• Exercise task: Every record below is to be retyped exactly.

• Data for processing:
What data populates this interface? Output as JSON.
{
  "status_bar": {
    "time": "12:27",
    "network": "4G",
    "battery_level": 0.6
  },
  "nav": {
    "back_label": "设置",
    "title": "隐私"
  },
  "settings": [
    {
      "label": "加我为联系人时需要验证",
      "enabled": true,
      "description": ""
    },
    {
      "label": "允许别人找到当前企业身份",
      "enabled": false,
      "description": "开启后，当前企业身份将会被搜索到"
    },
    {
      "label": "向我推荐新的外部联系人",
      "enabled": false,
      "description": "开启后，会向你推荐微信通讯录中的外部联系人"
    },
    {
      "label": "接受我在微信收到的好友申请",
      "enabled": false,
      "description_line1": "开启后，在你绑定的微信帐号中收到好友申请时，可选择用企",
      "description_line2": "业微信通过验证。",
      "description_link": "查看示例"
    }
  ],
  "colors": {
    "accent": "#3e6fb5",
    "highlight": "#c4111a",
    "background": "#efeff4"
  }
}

• Exercise solution:
What data populates this interface? Output as JSON.
{
  "status_bar": {
    "time": "12:27",
    "network": "4G",
    "battery_level": 0.6
  },
  "nav": {
    "back_label": "设置",
    "title": "隐私"
  },
  "settings": [
    {
      "label": "加我为联系人时需要验证",
      "enabled": true,
      "description": ""
    },
    {
      "label": "允许别人找到当前企业身份",
      "enabled": false,
      "description": "开启后，当前企业身份将会被搜索到"
    },
    {
      "label": "向我推荐新的外部联系人",
      "enabled": false,
      "description": "开启后，会向你推荐微信通讯录中的外部联系人"
    },
    {
      "label": "接受我在微信收到的好友申请",
      "enabled": false,
      "description_line1": "开启后，在你绑定的微信帐号中收到好友申请时，可选择用企",
      "description_line2": "业微信通过验证。",
      "description_link": "查看示例"
    }
  ],
  "colors": {
    "accent": "#3e6fb5",
    "highlight": "#c4111a",
    "background": "#efeff4"
  }
}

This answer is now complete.